Search the material below for the word "знає" and copy every line in which it occurs.

==== Supplied material

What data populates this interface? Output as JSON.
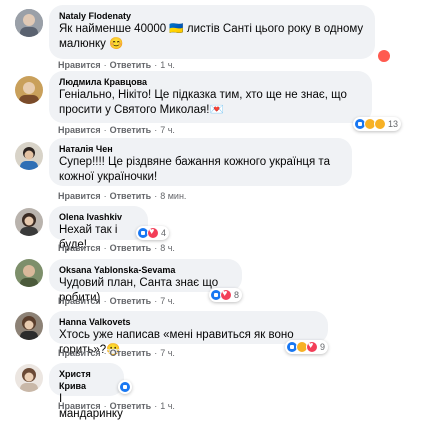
{
  "comments": [
    {
      "author": "Nataly Flodenaty",
      "text": "Як найменше 40000 🇺🇦 листів Санті цього року в одному малюнку 😊",
      "like": "Нравится",
      "reply": "Ответить",
      "time": "1 ч.",
      "reaction_count": ""
    },
    {
      "author": "Людмила Кравцова",
      "text": "Геніально, Нікіто! Це підказка тим, хто ще не знає, що просити у Святого Миколая!💌",
      "like": "Нравится",
      "reply": "Ответить",
      "time": "7 ч.",
      "reaction_count": "13"
    },
    {
      "author": "Наталія Чен",
      "text": "Супер!!!! Це різдвяне бажання кожного українця та кожної україночки!",
      "like": "Нравится",
      "reply": "Ответить",
      "time": "8 мин.",
      "reaction_count": ""
    },
    {
      "author": "Olena Ivashkiv",
      "text": "Нехай так і буде!",
      "like": "Нравится",
      "reply": "Ответить",
      "time": "8 ч.",
      "reaction_count": "4"
    },
    {
      "author": "Oksana Yablonska-Sevama",
      "text": "Чудовий план, Санта знає що робити)",
      "like": "Нравится",
      "reply": "Ответить",
      "time": "7 ч.",
      "reaction_count": "8"
    },
    {
      "author": "Hanna Valkovets",
      "text": "Хтось уже написав «мені нравиться як воно горить»?😷",
      "like": "Нравится",
      "reply": "Ответить",
      "time": "7 ч.",
      "reaction_count": "9"
    },
    {
      "author": "Христя Крива",
      "text": "І мандаринку",
      "like": "Нравится",
      "reply": "Ответить",
      "time": "1 ч.",
      "reaction_count": ""
    }
  ],
  "colors": {
    "bubble": "#f0f2f5",
    "meta": "#65676b",
    "like_blue": "#1877f2",
    "love_red": "#f33e58",
    "emoji_yellow": "#f7b928"
  }
}
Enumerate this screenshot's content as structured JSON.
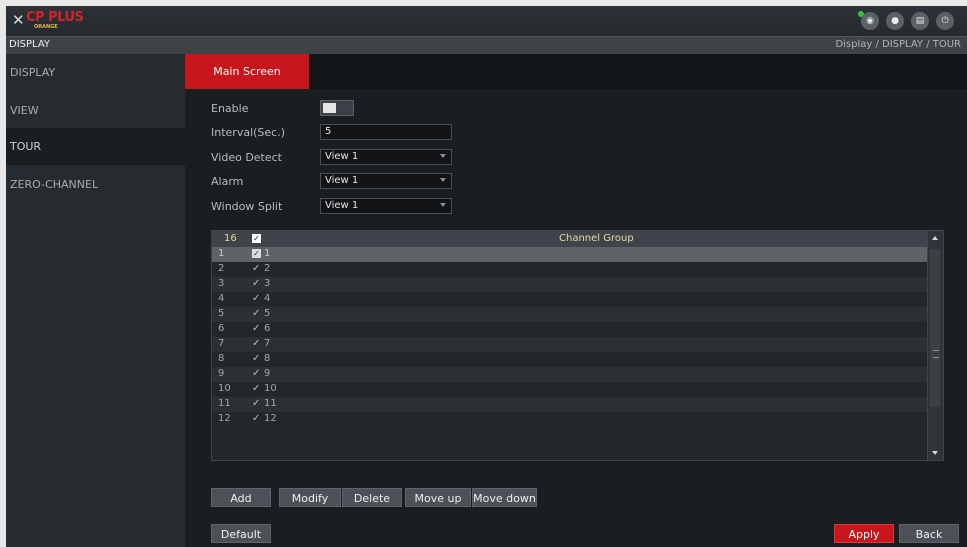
{
  "topbar": {
    "logo_text": "CP PLUS",
    "logo_sub": "ORANGE",
    "icons": [
      "preview-icon",
      "user-icon",
      "menu-grid-icon",
      "power-icon"
    ],
    "status_color": "#33c33c"
  },
  "page_title": "DISPLAY",
  "breadcrumb": "Display  /  DISPLAY  /  TOUR",
  "sidebar": {
    "items": [
      {
        "label": "DISPLAY"
      },
      {
        "label": "VIEW"
      },
      {
        "label": "TOUR",
        "active": true
      },
      {
        "label": "ZERO-CHANNEL"
      }
    ]
  },
  "tabs": [
    {
      "label": "Main Screen",
      "active": true
    }
  ],
  "form": {
    "enable_label": "Enable",
    "enable_state": false,
    "interval_label": "Interval(Sec.)",
    "interval_value": "5",
    "video_detect_label": "Video Detect",
    "video_detect_value": "View 1",
    "alarm_label": "Alarm",
    "alarm_value": "View 1",
    "window_split_label": "Window Split",
    "window_split_value": "View 1"
  },
  "table": {
    "header_count": "16",
    "header_group": "Channel Group",
    "rows": [
      {
        "num": "1",
        "check": "✓",
        "name": "1"
      },
      {
        "num": "2",
        "check": "✓",
        "name": "2"
      },
      {
        "num": "3",
        "check": "✓",
        "name": "3"
      },
      {
        "num": "4",
        "check": "✓",
        "name": "4"
      },
      {
        "num": "5",
        "check": "✓",
        "name": "5"
      },
      {
        "num": "6",
        "check": "✓",
        "name": "6"
      },
      {
        "num": "7",
        "check": "✓",
        "name": "7"
      },
      {
        "num": "8",
        "check": "✓",
        "name": "8"
      },
      {
        "num": "9",
        "check": "✓",
        "name": "9"
      },
      {
        "num": "10",
        "check": "✓",
        "name": "10"
      },
      {
        "num": "11",
        "check": "✓",
        "name": "11"
      },
      {
        "num": "12",
        "check": "✓",
        "name": "12"
      }
    ]
  },
  "buttons": {
    "add": "Add",
    "modify": "Modify",
    "delete": "Delete",
    "move_up": "Move up",
    "move_down": "Move down",
    "default": "Default",
    "apply": "Apply",
    "back": "Back"
  },
  "colors": {
    "accent": "#c8161d",
    "selected_row": "#5e6367"
  }
}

========

#### [Reply to the exercise]
      "text": "Геніально, Нікіто! Це підказка тим, хто ще не знає, що просити у Святого Миколая!💌",
      "text": "Чудовий план, Санта знає що робити)",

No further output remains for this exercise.